Look through the records that follow. Copy every line containing the word "Советская".

* * * * * * *

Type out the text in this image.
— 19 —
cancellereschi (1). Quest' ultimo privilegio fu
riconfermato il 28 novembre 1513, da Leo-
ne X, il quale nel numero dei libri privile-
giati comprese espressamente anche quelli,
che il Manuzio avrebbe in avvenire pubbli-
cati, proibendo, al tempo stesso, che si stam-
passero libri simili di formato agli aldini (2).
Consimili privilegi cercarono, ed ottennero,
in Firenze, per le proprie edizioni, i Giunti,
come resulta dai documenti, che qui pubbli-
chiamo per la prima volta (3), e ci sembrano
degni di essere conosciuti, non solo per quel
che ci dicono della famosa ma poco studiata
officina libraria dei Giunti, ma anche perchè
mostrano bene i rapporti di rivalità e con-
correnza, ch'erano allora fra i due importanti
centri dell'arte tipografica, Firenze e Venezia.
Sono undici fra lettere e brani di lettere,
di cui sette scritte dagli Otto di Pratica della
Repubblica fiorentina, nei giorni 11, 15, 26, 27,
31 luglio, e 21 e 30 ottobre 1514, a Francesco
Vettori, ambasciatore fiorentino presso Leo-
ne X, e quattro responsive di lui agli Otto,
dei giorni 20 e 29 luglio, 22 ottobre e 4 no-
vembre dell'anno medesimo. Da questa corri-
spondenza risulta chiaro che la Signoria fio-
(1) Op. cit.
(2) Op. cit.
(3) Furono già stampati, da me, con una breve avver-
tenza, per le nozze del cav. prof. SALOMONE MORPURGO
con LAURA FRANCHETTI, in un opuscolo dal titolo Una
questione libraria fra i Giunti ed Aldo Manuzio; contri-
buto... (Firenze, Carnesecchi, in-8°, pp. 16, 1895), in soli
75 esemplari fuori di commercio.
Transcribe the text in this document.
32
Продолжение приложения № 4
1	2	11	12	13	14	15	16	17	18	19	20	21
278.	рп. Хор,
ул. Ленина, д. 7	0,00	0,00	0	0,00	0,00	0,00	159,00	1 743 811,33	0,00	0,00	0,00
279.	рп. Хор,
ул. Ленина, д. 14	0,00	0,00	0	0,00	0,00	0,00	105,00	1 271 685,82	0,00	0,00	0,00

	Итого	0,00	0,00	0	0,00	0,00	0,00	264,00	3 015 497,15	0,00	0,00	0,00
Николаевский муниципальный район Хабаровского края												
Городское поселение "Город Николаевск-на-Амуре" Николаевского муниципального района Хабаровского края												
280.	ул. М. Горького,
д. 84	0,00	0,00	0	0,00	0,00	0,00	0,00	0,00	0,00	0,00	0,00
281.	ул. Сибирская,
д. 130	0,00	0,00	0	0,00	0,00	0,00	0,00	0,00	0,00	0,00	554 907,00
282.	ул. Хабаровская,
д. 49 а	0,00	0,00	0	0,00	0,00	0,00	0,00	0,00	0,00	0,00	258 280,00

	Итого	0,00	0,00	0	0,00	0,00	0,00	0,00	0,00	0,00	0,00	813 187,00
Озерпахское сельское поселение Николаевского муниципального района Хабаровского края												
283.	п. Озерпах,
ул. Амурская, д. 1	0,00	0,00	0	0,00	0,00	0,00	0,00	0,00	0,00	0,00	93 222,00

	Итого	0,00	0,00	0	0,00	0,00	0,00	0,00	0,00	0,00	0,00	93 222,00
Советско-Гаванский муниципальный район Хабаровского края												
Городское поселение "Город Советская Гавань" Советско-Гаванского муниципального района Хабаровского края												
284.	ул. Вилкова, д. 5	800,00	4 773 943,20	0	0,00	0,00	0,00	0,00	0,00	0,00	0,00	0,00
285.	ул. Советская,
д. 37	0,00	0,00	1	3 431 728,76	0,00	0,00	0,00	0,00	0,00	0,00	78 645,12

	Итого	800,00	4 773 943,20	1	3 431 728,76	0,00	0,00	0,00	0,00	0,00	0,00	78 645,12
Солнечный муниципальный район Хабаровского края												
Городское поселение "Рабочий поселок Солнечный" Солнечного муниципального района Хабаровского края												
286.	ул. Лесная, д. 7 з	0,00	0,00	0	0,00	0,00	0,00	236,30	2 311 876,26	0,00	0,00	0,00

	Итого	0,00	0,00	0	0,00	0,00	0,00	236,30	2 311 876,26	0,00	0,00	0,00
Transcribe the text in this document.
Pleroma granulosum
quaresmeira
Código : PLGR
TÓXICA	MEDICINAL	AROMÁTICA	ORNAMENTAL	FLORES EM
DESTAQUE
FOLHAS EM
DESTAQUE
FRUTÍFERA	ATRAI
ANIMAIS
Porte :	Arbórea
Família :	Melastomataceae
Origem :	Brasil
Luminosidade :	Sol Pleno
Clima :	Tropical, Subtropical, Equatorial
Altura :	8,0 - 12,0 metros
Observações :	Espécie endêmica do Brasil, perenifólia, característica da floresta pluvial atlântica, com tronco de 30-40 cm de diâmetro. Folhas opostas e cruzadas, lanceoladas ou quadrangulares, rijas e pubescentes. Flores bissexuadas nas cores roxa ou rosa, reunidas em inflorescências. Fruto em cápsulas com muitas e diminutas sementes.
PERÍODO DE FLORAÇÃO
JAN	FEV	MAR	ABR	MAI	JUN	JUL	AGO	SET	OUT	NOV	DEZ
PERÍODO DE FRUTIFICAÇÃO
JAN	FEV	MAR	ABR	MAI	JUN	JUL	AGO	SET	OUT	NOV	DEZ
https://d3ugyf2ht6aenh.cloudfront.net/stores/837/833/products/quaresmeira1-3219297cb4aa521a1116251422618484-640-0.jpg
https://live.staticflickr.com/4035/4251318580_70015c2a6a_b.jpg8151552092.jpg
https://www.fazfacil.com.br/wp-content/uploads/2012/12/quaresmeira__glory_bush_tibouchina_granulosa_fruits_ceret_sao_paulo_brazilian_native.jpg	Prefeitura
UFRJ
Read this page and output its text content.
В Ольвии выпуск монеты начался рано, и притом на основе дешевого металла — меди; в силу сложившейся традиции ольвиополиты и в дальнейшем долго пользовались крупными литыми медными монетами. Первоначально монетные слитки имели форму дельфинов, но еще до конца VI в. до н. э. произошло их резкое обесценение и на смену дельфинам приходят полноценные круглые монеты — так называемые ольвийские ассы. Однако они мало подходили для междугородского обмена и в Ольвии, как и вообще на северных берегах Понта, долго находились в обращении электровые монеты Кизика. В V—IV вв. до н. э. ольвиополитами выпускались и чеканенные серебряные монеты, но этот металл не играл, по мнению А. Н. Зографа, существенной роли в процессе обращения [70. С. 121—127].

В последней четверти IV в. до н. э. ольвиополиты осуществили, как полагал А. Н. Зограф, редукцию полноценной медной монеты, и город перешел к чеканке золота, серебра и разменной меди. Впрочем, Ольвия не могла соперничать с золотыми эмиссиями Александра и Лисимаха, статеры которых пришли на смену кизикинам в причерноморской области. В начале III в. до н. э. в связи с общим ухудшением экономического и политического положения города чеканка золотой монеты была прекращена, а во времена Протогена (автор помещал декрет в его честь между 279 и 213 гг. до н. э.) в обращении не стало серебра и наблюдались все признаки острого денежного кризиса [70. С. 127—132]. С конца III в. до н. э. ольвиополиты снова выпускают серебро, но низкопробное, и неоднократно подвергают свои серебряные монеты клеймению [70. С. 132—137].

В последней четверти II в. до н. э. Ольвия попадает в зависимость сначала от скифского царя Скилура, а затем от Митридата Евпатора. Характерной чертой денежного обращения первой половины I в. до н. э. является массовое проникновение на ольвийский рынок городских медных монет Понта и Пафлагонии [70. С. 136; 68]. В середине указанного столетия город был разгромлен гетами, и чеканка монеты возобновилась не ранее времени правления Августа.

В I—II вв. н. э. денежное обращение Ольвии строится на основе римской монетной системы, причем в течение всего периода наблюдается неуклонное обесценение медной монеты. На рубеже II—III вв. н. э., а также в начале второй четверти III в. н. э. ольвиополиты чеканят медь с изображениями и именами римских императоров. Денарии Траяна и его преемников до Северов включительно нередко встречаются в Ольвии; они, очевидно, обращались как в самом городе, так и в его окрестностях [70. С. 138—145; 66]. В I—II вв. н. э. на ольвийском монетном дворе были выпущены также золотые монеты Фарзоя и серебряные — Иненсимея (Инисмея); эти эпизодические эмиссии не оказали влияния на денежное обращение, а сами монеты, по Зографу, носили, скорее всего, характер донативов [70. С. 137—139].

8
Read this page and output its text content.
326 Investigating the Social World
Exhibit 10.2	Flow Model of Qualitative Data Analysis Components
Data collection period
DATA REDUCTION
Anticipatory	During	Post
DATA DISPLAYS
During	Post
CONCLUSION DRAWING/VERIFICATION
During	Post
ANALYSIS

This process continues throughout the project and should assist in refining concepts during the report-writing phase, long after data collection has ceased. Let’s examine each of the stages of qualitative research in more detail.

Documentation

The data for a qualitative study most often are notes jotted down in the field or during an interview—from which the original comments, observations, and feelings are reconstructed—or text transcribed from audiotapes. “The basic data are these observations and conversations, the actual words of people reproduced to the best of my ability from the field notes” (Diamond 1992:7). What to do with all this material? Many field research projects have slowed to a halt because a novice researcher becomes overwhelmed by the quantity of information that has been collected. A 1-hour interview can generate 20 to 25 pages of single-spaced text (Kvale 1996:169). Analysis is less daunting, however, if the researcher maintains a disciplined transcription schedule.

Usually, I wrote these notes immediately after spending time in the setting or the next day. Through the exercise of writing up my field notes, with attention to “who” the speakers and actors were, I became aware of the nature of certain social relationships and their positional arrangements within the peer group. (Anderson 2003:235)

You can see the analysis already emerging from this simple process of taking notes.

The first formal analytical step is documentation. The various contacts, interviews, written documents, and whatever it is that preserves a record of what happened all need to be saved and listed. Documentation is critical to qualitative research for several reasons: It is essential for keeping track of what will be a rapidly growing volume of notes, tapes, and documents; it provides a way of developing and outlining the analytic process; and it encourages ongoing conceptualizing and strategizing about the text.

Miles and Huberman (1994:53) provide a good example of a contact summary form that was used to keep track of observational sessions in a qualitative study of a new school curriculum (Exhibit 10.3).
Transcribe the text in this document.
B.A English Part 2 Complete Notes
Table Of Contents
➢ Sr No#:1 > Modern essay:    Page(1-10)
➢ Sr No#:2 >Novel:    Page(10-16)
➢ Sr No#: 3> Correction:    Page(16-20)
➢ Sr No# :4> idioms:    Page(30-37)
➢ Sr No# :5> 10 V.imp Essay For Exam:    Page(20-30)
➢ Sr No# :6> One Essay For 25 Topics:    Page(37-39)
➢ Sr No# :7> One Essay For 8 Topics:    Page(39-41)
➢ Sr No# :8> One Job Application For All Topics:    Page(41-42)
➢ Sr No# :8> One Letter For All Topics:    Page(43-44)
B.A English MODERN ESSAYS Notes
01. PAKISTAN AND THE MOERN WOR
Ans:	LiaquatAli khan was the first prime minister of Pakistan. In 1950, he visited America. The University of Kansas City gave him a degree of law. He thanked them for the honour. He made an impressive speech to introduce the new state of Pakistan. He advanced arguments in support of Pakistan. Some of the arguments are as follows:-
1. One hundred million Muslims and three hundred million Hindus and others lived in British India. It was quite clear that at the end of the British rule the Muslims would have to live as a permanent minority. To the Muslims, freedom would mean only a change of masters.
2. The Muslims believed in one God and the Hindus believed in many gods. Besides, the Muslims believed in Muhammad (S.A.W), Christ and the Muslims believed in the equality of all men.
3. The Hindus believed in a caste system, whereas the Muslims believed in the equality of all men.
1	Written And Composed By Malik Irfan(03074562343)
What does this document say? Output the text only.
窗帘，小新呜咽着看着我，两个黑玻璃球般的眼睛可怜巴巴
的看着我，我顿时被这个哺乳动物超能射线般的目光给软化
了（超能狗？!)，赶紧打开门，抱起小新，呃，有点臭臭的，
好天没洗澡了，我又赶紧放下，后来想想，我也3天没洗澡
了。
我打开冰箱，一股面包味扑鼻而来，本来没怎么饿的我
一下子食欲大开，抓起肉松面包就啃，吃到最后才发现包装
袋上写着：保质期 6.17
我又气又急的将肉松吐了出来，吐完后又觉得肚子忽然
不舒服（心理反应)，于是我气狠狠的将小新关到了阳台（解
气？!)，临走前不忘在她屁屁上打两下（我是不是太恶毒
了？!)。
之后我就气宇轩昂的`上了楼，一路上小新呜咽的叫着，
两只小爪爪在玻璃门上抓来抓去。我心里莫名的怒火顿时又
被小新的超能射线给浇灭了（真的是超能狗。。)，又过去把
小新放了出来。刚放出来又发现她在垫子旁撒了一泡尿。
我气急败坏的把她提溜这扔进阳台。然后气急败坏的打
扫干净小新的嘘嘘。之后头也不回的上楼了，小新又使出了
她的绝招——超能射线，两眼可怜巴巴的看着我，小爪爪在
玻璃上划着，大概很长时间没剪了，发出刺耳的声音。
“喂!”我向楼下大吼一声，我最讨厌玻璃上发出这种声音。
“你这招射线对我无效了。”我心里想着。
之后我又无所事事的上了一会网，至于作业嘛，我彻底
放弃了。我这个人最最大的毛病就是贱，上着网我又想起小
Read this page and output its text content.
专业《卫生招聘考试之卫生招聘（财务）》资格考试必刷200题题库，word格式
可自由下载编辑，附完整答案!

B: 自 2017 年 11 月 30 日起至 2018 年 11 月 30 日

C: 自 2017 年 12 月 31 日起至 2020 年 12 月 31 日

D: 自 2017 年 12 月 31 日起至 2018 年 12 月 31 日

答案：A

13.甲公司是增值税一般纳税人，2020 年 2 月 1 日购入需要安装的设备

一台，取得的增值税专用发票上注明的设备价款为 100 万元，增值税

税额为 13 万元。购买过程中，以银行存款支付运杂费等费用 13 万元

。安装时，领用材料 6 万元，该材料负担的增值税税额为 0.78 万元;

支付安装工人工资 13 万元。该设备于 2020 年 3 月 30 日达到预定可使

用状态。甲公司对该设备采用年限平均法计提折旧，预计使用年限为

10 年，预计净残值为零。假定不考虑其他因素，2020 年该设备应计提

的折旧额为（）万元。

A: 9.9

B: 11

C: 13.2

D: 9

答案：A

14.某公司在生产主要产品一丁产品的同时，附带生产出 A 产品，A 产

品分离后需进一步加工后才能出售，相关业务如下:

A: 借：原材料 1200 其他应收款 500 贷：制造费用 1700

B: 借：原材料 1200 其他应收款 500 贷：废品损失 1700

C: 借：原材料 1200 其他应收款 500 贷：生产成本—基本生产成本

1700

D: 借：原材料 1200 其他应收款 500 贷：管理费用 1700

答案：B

* * * * * * *

▸ OUTPUT
Городское поселение "Город Советская Гавань" Советско-Гаванского муниципального района Хабаровского края												
285.	ул. Советская,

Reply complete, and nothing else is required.